YOUR INSTRUCTIONS:
Read the entries below and pull out each line with the string "which".

#### RAW RECORDS ####

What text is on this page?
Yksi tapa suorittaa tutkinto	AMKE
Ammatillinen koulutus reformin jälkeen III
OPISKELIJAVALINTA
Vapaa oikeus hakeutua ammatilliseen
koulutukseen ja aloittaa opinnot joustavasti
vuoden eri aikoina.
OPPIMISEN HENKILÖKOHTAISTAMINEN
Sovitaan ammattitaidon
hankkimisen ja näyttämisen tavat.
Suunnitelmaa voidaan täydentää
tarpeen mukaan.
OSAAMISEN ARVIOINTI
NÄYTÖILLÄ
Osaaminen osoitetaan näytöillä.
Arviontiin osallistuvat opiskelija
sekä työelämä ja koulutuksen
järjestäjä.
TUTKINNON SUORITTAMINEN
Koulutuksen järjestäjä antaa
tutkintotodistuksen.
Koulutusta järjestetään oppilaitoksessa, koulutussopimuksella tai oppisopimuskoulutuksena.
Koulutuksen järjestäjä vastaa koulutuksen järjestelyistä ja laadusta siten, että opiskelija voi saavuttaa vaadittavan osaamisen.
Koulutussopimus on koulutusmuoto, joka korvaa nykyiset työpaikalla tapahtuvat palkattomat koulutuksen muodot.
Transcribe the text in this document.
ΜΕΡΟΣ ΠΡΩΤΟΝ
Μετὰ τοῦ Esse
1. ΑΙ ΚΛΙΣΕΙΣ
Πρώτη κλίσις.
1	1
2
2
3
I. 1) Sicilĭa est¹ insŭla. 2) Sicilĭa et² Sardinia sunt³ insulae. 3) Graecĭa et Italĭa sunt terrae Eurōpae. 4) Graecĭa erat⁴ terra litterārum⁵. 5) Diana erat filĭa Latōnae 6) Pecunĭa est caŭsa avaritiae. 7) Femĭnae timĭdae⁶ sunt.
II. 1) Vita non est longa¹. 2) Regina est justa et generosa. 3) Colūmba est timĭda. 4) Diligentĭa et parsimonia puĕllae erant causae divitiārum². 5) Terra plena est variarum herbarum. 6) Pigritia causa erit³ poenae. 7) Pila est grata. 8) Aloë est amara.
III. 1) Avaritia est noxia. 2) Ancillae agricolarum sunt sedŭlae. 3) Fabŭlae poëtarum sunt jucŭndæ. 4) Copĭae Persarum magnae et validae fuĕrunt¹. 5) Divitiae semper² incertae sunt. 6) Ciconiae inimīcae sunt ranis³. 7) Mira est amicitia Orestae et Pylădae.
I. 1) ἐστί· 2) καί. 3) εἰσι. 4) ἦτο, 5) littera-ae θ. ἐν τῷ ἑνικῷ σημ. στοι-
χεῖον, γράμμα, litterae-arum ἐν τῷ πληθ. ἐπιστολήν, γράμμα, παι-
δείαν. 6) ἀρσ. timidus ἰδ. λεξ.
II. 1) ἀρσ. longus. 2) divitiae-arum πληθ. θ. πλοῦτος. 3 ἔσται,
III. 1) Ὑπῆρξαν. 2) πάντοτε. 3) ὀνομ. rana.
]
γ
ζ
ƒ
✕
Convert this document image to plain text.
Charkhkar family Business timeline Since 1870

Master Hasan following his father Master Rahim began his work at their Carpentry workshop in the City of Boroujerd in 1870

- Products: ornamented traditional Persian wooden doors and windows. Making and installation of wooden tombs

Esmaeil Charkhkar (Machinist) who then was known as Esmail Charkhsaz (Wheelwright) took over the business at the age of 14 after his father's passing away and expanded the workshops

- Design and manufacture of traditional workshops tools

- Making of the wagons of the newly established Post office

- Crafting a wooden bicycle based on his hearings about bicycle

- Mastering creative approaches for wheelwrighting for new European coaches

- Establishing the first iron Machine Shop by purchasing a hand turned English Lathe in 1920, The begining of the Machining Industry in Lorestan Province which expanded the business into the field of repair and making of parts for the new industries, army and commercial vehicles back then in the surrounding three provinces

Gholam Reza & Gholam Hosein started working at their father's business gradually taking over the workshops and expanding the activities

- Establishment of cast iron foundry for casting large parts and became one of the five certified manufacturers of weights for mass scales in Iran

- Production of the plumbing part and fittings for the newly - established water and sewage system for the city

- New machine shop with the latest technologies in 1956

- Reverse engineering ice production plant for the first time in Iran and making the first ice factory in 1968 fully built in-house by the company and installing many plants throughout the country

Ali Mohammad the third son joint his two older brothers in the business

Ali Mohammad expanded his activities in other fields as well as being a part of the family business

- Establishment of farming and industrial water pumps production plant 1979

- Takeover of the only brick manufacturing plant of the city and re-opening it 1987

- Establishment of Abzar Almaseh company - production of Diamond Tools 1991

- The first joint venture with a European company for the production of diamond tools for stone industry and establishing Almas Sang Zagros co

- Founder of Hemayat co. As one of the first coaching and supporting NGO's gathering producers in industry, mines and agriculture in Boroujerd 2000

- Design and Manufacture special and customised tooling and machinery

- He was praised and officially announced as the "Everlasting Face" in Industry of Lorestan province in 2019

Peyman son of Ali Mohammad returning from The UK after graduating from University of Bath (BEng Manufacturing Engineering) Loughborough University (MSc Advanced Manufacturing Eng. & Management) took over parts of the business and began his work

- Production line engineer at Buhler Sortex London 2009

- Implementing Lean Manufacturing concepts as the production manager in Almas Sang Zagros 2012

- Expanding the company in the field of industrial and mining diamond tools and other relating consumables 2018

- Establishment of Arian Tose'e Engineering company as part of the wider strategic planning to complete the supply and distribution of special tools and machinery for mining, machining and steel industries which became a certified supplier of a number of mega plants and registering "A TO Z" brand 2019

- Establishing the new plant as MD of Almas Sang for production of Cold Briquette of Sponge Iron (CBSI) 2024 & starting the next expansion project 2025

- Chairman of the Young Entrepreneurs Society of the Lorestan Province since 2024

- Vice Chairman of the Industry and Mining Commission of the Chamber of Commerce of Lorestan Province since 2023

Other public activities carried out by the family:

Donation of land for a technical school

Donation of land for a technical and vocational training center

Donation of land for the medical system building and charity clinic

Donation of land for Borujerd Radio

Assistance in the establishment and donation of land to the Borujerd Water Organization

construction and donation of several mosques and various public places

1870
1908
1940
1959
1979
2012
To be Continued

####

ANSWER FOR THE TASK:
- Establishing the first iron Machine Shop by purchasing a hand turned English Lathe in 1920, The begining of the Machining Industry in Lorestan Province which expanded the business into the field of repair and making of parts for the new industries, army and commercial vehicles back then in the surrounding three provinces
- Establishment of Arian Tose'e Engineering company as part of the wider strategic planning to complete the supply and distribution of special tools and machinery for mining, machining and steel industries which became a certified supplier of a number of mega plants and registering "A TO Z" brand 2019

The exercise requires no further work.